EXTRACTED RECORDS:
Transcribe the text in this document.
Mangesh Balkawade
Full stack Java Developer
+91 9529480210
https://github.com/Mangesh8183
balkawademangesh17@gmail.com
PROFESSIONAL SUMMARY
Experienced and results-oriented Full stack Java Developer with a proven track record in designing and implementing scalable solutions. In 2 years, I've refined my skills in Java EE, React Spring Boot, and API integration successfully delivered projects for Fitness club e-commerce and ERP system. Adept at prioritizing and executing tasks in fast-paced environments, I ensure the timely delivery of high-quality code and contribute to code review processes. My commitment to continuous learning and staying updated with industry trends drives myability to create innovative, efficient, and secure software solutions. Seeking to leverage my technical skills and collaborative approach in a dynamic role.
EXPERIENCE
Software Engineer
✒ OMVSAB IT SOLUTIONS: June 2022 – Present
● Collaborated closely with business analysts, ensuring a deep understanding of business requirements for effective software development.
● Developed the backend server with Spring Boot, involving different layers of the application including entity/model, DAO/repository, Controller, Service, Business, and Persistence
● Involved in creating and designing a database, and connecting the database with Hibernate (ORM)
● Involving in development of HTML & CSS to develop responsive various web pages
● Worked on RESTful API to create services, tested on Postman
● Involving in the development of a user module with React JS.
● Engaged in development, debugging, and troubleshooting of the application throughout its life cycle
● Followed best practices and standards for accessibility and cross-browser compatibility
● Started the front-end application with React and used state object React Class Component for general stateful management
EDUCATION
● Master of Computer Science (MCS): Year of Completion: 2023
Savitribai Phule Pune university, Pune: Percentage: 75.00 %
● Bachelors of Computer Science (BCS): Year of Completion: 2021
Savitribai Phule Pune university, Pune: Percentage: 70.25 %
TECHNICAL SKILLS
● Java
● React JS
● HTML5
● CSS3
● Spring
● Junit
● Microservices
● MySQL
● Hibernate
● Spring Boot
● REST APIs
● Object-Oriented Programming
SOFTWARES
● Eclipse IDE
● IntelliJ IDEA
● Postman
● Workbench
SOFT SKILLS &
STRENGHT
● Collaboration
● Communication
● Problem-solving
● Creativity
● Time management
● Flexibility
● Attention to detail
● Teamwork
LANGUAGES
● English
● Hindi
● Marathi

AIM OF THE TASK:
Type out all of the material again, word for word.

PROBLEM SOLUTION:
Transcribe the text in this document.
Mangesh Balkawade
Full stack Java Developer
+91 9529480210
https://github.com/Mangesh8183
balkawademangesh17@gmail.com
PROFESSIONAL SUMMARY
Experienced and results-oriented Full stack Java Developer with a proven track record in designing and implementing scalable solutions. In 2 years, I've refined my skills in Java EE, React Spring Boot, and API integration successfully delivered projects for Fitness club e-commerce and ERP system. Adept at prioritizing and executing tasks in fast-paced environments, I ensure the timely delivery of high-quality code and contribute to code review processes. My commitment to continuous learning and staying updated with industry trends drives myability to create innovative, efficient, and secure software solutions. Seeking to leverage my technical skills and collaborative approach in a dynamic role.
EXPERIENCE
Software Engineer
✒ OMVSAB IT SOLUTIONS: June 2022 – Present
● Collaborated closely with business analysts, ensuring a deep understanding of business requirements for effective software development.
● Developed the backend server with Spring Boot, involving different layers of the application including entity/model, DAO/repository, Controller, Service, Business, and Persistence
● Involved in creating and designing a database, and connecting the database with Hibernate (ORM)
● Involving in development of HTML & CSS to develop responsive various web pages
● Worked on RESTful API to create services, tested on Postman
● Involving in the development of a user module with React JS.
● Engaged in development, debugging, and troubleshooting of the application throughout its life cycle
● Followed best practices and standards for accessibility and cross-browser compatibility
● Started the front-end application with React and used state object React Class Component for general stateful management
EDUCATION
● Master of Computer Science (MCS): Year of Completion: 2023
Savitribai Phule Pune university, Pune: Percentage: 75.00 %
● Bachelors of Computer Science (BCS): Year of Completion: 2021
Savitribai Phule Pune university, Pune: Percentage: 70.25 %
TECHNICAL SKILLS
● Java
● React JS
● HTML5
● CSS3
● Spring
● Junit
● Microservices
● MySQL
● Hibernate
● Spring Boot
● REST APIs
● Object-Oriented Programming
SOFTWARES
● Eclipse IDE
● IntelliJ IDEA
● Postman
● Workbench
SOFT SKILLS &
STRENGHT
● Collaboration
● Communication
● Problem-solving
● Creativity
● Time management
● Flexibility
● Attention to detail
● Teamwork
LANGUAGES
● English
● Hindi
● Marathi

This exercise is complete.